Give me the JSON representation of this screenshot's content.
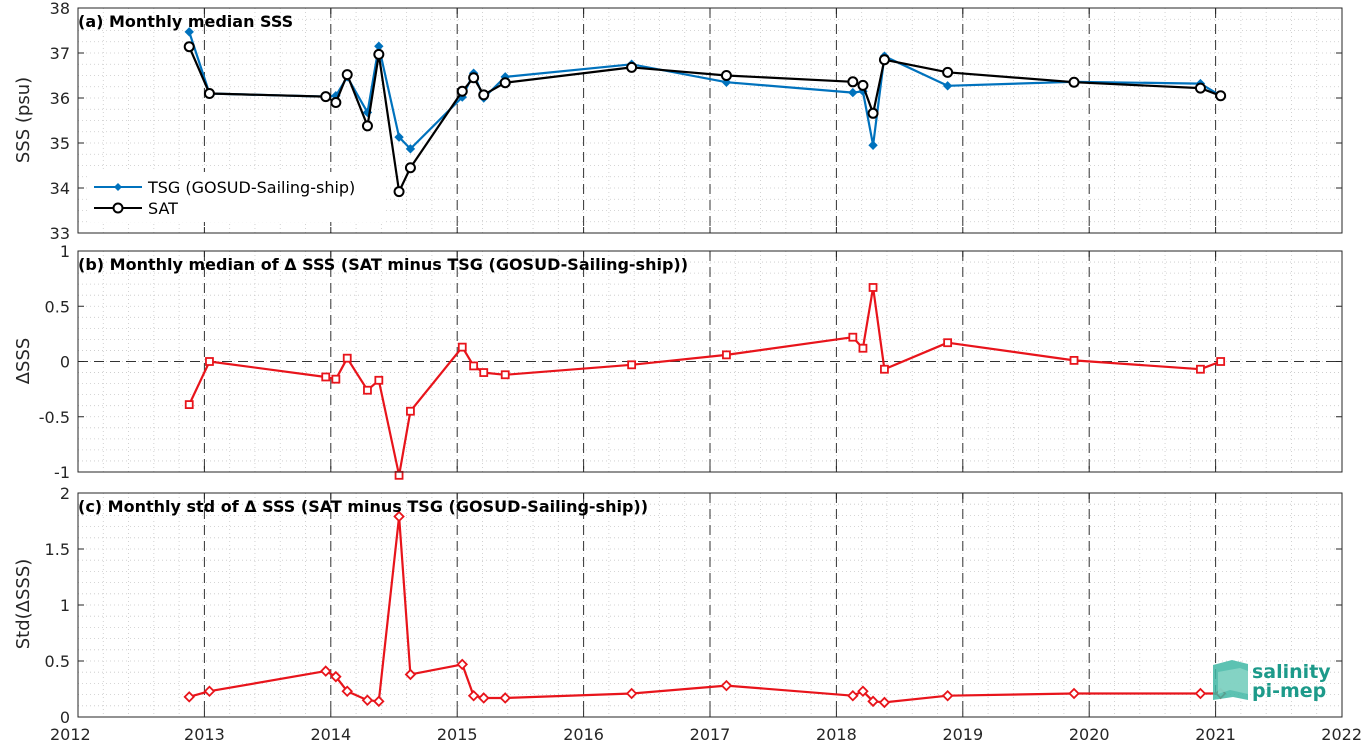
{
  "colors": {
    "tsg": "#0072BD",
    "sat": "#000000",
    "delta": "#E8141B",
    "grid": "#bdbdbd",
    "logo": "#1d9a8a"
  },
  "x_axis": {
    "range": [
      2012,
      2022
    ],
    "ticks": [
      2012,
      2013,
      2014,
      2015,
      2016,
      2017,
      2018,
      2019,
      2020,
      2021,
      2022
    ],
    "tick_labels": [
      "2012",
      "2013",
      "2014",
      "2015",
      "2016",
      "2017",
      "2018",
      "2019",
      "2020",
      "2021",
      "2022"
    ]
  },
  "logo": {
    "line1": "salinity",
    "line2": "pi-mep"
  },
  "chart_data": [
    {
      "type": "line",
      "title": "(a) Monthly median SSS",
      "ylabel": "SSS (psu)",
      "ylim": [
        33,
        38
      ],
      "yticks": [
        33,
        34,
        35,
        36,
        37,
        38
      ],
      "ytick_labels": [
        "33",
        "34",
        "35",
        "36",
        "37",
        "38"
      ],
      "legend": "left, lower",
      "grid": "minor dotted, major dashed vertical at years",
      "series": [
        {
          "name": "TSG (GOSUD-Sailing-ship)",
          "marker": "diamond",
          "color": "#0072BD",
          "x": [
            2012.88,
            2013.04,
            2013.96,
            2014.04,
            2014.13,
            2014.29,
            2014.38,
            2014.54,
            2014.63,
            2015.04,
            2015.13,
            2015.21,
            2015.38,
            2016.38,
            2017.13,
            2018.13,
            2018.21,
            2018.29,
            2018.38,
            2018.88,
            2019.88,
            2020.88,
            2021.04
          ],
          "y": [
            37.47,
            36.1,
            36.03,
            36.05,
            36.47,
            35.68,
            37.15,
            35.13,
            34.87,
            36.02,
            36.55,
            36.0,
            36.47,
            36.75,
            36.35,
            36.12,
            36.15,
            34.95,
            36.93,
            36.27,
            36.36,
            36.32,
            36.05
          ]
        },
        {
          "name": "SAT",
          "marker": "circle",
          "color": "#000000",
          "x": [
            2012.88,
            2013.04,
            2013.96,
            2014.04,
            2014.13,
            2014.29,
            2014.38,
            2014.54,
            2014.63,
            2015.04,
            2015.13,
            2015.21,
            2015.38,
            2016.38,
            2017.13,
            2018.13,
            2018.21,
            2018.29,
            2018.38,
            2018.88,
            2019.88,
            2020.88,
            2021.04
          ],
          "y": [
            37.14,
            36.1,
            36.03,
            35.9,
            36.52,
            35.38,
            36.97,
            33.92,
            34.45,
            36.15,
            36.45,
            36.07,
            36.34,
            36.68,
            36.5,
            36.36,
            36.28,
            35.66,
            36.85,
            36.57,
            36.35,
            36.22,
            36.05
          ]
        }
      ]
    },
    {
      "type": "line",
      "title": "(b) Monthly median of Δ SSS (SAT minus TSG (GOSUD-Sailing-ship))",
      "ylabel": "ΔSSS",
      "ylim": [
        -1,
        1
      ],
      "yticks": [
        -1,
        -0.5,
        0,
        0.5,
        1
      ],
      "ytick_labels": [
        "-1",
        "-0.5",
        "0",
        "0.5",
        "1"
      ],
      "zero_line": true,
      "series": [
        {
          "marker": "square",
          "color": "#E8141B",
          "x": [
            2012.88,
            2013.04,
            2013.96,
            2014.04,
            2014.13,
            2014.29,
            2014.38,
            2014.54,
            2014.63,
            2015.04,
            2015.13,
            2015.21,
            2015.38,
            2016.38,
            2017.13,
            2018.13,
            2018.21,
            2018.29,
            2018.38,
            2018.88,
            2019.88,
            2020.88,
            2021.04
          ],
          "y": [
            -0.39,
            0.0,
            -0.14,
            -0.16,
            0.03,
            -0.26,
            -0.17,
            -1.03,
            -0.45,
            0.13,
            -0.04,
            -0.1,
            -0.12,
            -0.03,
            0.06,
            0.22,
            0.12,
            0.67,
            -0.07,
            0.17,
            0.01,
            -0.07,
            0.0
          ]
        }
      ]
    },
    {
      "type": "line",
      "title": "(c) Monthly std of Δ SSS (SAT minus TSG (GOSUD-Sailing-ship))",
      "ylabel": "Std(ΔSSS)",
      "ylim": [
        0,
        2
      ],
      "yticks": [
        0,
        0.5,
        1,
        1.5,
        2
      ],
      "ytick_labels": [
        "0",
        "0.5",
        "1",
        "1.5",
        "2"
      ],
      "series": [
        {
          "marker": "diamond",
          "color": "#E8141B",
          "x": [
            2012.88,
            2013.04,
            2013.96,
            2014.04,
            2014.13,
            2014.29,
            2014.38,
            2014.54,
            2014.63,
            2015.04,
            2015.13,
            2015.21,
            2015.38,
            2016.38,
            2017.13,
            2018.13,
            2018.21,
            2018.29,
            2018.38,
            2018.88,
            2019.88,
            2020.88,
            2021.04
          ],
          "y": [
            0.18,
            0.23,
            0.41,
            0.36,
            0.23,
            0.15,
            0.14,
            1.79,
            0.38,
            0.47,
            0.19,
            0.17,
            0.17,
            0.21,
            0.28,
            0.19,
            0.23,
            0.14,
            0.13,
            0.19,
            0.21,
            0.21,
            0.21
          ]
        }
      ]
    }
  ]
}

────────────────

Only a number is wanted here: how many lines in the data above include the string "marker"?

#### Result of the exercise
4